[A block of data]
########################################

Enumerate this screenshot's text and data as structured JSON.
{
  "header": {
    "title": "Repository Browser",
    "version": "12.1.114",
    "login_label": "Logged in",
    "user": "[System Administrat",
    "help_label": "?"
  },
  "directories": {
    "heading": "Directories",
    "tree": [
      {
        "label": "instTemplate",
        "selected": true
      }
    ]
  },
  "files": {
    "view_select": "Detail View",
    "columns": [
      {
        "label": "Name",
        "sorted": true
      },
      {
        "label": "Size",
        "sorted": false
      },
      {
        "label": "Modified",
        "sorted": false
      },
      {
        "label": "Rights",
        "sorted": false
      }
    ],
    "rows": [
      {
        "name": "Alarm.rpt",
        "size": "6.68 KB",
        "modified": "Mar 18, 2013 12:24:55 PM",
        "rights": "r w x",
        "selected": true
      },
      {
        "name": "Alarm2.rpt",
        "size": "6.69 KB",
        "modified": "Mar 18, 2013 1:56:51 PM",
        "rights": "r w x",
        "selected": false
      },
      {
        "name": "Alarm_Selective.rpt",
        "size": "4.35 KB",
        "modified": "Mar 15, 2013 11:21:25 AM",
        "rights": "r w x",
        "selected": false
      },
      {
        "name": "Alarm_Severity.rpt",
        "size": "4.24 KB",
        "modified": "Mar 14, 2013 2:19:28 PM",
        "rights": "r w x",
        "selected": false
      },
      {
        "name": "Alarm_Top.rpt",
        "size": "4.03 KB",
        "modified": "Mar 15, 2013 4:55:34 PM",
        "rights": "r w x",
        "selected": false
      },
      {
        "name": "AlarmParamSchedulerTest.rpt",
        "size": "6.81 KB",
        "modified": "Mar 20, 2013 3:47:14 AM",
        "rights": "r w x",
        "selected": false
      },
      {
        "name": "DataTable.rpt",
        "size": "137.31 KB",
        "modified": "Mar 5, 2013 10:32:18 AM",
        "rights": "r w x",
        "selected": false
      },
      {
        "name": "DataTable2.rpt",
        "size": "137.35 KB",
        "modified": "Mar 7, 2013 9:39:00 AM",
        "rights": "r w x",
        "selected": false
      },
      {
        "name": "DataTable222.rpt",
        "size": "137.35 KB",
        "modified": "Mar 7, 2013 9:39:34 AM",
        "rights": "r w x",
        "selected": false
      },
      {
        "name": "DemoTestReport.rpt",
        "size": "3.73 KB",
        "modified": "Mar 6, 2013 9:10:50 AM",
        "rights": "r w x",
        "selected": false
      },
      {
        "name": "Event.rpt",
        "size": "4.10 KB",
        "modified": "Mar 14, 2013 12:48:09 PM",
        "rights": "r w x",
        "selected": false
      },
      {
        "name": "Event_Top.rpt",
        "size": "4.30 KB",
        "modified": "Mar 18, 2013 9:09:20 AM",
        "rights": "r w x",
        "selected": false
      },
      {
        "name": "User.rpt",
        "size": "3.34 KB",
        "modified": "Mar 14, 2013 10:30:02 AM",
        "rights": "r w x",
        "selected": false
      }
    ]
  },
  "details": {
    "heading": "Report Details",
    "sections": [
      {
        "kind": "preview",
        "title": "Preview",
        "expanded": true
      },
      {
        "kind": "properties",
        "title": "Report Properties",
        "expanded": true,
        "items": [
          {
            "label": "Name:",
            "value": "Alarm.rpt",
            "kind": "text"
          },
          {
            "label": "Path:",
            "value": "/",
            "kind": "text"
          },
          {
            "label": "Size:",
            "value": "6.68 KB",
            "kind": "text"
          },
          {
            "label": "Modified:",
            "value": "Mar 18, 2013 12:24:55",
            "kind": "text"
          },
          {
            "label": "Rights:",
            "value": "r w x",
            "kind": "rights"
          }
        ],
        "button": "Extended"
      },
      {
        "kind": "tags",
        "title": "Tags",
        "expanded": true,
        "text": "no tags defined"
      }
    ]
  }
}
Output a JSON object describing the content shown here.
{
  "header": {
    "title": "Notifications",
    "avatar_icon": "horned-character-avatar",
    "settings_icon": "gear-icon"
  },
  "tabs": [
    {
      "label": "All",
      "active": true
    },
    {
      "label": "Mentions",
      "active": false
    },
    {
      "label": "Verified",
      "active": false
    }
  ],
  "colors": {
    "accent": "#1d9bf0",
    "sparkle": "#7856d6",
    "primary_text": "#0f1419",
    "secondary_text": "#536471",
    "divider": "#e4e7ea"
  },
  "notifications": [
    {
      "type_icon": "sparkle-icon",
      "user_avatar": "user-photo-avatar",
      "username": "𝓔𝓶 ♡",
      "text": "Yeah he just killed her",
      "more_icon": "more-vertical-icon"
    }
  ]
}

########################################

Directions for this task: Search the entries for "title" and copy out each line that has it.

Exercise result:
    "title": "Repository Browser",
        "title": "Preview",
        "title": "Report Properties",
        "title": "Tags",
    "title": "Notifications",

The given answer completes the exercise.